Exercise :: Would you extract the whole listing below and retype it exactly?
··· Input records
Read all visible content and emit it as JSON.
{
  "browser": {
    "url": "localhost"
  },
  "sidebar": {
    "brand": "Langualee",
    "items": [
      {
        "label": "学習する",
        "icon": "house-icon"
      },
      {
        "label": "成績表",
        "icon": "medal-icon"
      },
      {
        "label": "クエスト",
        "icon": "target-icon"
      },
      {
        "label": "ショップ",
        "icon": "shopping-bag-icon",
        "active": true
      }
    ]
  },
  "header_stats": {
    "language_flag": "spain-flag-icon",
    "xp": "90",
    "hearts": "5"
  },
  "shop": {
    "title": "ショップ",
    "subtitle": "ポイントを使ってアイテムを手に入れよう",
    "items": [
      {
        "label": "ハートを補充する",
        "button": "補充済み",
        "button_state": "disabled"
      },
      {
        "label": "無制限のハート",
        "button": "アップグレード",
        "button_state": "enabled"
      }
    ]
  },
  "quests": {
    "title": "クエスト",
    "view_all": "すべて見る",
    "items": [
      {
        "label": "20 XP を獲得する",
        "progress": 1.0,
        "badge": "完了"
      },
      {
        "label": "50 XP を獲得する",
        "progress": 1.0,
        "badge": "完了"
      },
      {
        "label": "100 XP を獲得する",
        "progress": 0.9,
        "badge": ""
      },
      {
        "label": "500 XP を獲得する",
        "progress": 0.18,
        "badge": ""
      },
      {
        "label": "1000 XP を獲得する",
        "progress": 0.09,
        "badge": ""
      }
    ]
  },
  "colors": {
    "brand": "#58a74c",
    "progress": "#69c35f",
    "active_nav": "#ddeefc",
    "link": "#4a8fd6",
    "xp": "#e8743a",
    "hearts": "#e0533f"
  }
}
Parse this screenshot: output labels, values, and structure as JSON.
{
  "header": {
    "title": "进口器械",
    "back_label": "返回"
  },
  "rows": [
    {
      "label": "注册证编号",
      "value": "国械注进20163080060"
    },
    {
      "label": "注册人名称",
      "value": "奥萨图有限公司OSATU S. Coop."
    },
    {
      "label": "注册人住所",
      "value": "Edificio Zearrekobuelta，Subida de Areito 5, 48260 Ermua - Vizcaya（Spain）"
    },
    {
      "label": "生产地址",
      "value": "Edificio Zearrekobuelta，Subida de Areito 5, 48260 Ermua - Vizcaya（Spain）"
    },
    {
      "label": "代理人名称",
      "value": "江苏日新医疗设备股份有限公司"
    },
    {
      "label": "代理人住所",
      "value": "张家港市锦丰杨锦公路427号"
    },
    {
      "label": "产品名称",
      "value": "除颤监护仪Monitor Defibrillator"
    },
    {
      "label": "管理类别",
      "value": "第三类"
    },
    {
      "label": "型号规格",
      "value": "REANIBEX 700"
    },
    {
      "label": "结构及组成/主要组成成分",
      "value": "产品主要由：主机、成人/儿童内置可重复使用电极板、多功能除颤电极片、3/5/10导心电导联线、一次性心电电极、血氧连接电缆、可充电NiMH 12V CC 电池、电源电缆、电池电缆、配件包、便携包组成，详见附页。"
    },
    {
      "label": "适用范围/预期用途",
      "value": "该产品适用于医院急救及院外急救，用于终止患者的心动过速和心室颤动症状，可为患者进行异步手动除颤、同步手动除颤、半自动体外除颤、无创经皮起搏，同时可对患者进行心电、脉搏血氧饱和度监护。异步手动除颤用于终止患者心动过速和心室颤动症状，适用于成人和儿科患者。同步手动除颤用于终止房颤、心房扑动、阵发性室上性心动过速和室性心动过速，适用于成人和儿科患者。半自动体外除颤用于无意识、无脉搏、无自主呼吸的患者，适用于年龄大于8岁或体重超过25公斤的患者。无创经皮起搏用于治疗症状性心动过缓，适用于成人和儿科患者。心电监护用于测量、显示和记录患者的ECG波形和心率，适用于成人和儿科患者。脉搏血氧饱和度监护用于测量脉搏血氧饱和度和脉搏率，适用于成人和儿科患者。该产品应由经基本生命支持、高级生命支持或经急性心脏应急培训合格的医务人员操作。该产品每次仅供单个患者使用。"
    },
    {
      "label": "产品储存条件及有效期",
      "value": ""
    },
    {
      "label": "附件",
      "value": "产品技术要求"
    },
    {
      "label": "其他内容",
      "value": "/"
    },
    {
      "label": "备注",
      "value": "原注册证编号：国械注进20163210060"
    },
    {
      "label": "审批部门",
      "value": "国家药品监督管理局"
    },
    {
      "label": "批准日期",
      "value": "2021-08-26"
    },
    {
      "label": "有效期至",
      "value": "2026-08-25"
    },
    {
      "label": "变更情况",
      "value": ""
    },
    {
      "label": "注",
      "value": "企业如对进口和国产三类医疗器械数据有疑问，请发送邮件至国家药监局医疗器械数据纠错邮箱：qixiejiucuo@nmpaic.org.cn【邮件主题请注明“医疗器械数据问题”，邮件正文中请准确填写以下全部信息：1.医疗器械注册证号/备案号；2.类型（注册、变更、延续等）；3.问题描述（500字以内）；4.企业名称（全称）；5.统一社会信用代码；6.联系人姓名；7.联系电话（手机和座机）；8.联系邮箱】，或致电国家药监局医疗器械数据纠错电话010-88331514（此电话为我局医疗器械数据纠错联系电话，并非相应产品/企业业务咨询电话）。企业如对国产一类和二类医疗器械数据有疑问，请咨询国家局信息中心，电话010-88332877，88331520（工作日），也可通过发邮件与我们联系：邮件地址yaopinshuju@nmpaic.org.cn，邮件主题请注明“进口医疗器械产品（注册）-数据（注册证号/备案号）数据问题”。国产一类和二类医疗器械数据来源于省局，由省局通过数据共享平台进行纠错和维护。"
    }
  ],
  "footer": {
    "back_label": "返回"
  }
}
······
Output below ::
Read all visible content and emit it as JSON.
{
  "browser": {
    "url": "localhost"
  },
  "sidebar": {
    "brand": "Langualee",
    "items": [
      {
        "label": "学習する",
        "icon": "house-icon"
      },
      {
        "label": "成績表",
        "icon": "medal-icon"
      },
      {
        "label": "クエスト",
        "icon": "target-icon"
      },
      {
        "label": "ショップ",
        "icon": "shopping-bag-icon",
        "active": true
      }
    ]
  },
  "header_stats": {
    "language_flag": "spain-flag-icon",
    "xp": "90",
    "hearts": "5"
  },
  "shop": {
    "title": "ショップ",
    "subtitle": "ポイントを使ってアイテムを手に入れよう",
    "items": [
      {
        "label": "ハートを補充する",
        "button": "補充済み",
        "button_state": "disabled"
      },
      {
        "label": "無制限のハート",
        "button": "アップグレード",
        "button_state": "enabled"
      }
    ]
  },
  "quests": {
    "title": "クエスト",
    "view_all": "すべて見る",
    "items": [
      {
        "label": "20 XP を獲得する",
        "progress": 1.0,
        "badge": "完了"
      },
      {
        "label": "50 XP を獲得する",
        "progress": 1.0,
        "badge": "完了"
      },
      {
        "label": "100 XP を獲得する",
        "progress": 0.9,
        "badge": ""
      },
      {
        "label": "500 XP を獲得する",
        "progress": 0.18,
        "badge": ""
      },
      {
        "label": "1000 XP を獲得する",
        "progress": 0.09,
        "badge": ""
      }
    ]
  },
  "colors": {
    "brand": "#58a74c",
    "progress": "#69c35f",
    "active_nav": "#ddeefc",
    "link": "#4a8fd6",
    "xp": "#e8743a",
    "hearts": "#e0533f"
  }
}
Parse this screenshot: output labels, values, and structure as JSON.
{
  "header": {
    "title": "进口器械",
    "back_label": "返回"
  },
  "rows": [
    {
      "label": "注册证编号",
      "value": "国械注进20163080060"
    },
    {
      "label": "注册人名称",
      "value": "奥萨图有限公司OSATU S. Coop."
    },
    {
      "label": "注册人住所",
      "value": "Edificio Zearrekobuelta，Subida de Areito 5, 48260 Ermua - Vizcaya（Spain）"
    },
    {
      "label": "生产地址",
      "value": "Edificio Zearrekobuelta，Subida de Areito 5, 48260 Ermua - Vizcaya（Spain）"
    },
    {
      "label": "代理人名称",
      "value": "江苏日新医疗设备股份有限公司"
    },
    {
      "label": "代理人住所",
      "value": "张家港市锦丰杨锦公路427号"
    },
    {
      "label": "产品名称",
      "value": "除颤监护仪Monitor Defibrillator"
    },
    {
      "label": "管理类别",
      "value": "第三类"
    },
    {
      "label": "型号规格",
      "value": "REANIBEX 700"
    },
    {
      "label": "结构及组成/主要组成成分",
      "value": "产品主要由：主机、成人/儿童内置可重复使用电极板、多功能除颤电极片、3/5/10导心电导联线、一次性心电电极、血氧连接电缆、可充电NiMH 12V CC 电池、电源电缆、电池电缆、配件包、便携包组成，详见附页。"
    },
    {
      "label": "适用范围/预期用途",
      "value": "该产品适用于医院急救及院外急救，用于终止患者的心动过速和心室颤动症状，可为患者进行异步手动除颤、同步手动除颤、半自动体外除颤、无创经皮起搏，同时可对患者进行心电、脉搏血氧饱和度监护。异步手动除颤用于终止患者心动过速和心室颤动症状，适用于成人和儿科患者。同步手动除颤用于终止房颤、心房扑动、阵发性室上性心动过速和室性心动过速，适用于成人和儿科患者。半自动体外除颤用于无意识、无脉搏、无自主呼吸的患者，适用于年龄大于8岁或体重超过25公斤的患者。无创经皮起搏用于治疗症状性心动过缓，适用于成人和儿科患者。心电监护用于测量、显示和记录患者的ECG波形和心率，适用于成人和儿科患者。脉搏血氧饱和度监护用于测量脉搏血氧饱和度和脉搏率，适用于成人和儿科患者。该产品应由经基本生命支持、高级生命支持或经急性心脏应急培训合格的医务人员操作。该产品每次仅供单个患者使用。"
    },
    {
      "label": "产品储存条件及有效期",
      "value": ""
    },
    {
      "label": "附件",
      "value": "产品技术要求"
    },
    {
      "label": "其他内容",
      "value": "/"
    },
    {
      "label": "备注",
      "value": "原注册证编号：国械注进20163210060"
    },
    {
      "label": "审批部门",
      "value": "国家药品监督管理局"
    },
    {
      "label": "批准日期",
      "value": "2021-08-26"
    },
    {
      "label": "有效期至",
      "value": "2026-08-25"
    },
    {
      "label": "变更情况",
      "value": ""
    },
    {
      "label": "注",
      "value": "企业如对进口和国产三类医疗器械数据有疑问，请发送邮件至国家药监局医疗器械数据纠错邮箱：qixiejiucuo@nmpaic.org.cn【邮件主题请注明“医疗器械数据问题”，邮件正文中请准确填写以下全部信息：1.医疗器械注册证号/备案号；2.类型（注册、变更、延续等）；3.问题描述（500字以内）；4.企业名称（全称）；5.统一社会信用代码；6.联系人姓名；7.联系电话（手机和座机）；8.联系邮箱】，或致电国家药监局医疗器械数据纠错电话010-88331514（此电话为我局医疗器械数据纠错联系电话，并非相应产品/企业业务咨询电话）。企业如对国产一类和二类医疗器械数据有疑问，请咨询国家局信息中心，电话010-88332877，88331520（工作日），也可通过发邮件与我们联系：邮件地址yaopinshuju@nmpaic.org.cn，邮件主题请注明“进口医疗器械产品（注册）-数据（注册证号/备案号）数据问题”。国产一类和二类医疗器械数据来源于省局，由省局通过数据共享平台进行纠错和维护。"
    }
  ],
  "footer": {
    "back_label": "返回"
  }
}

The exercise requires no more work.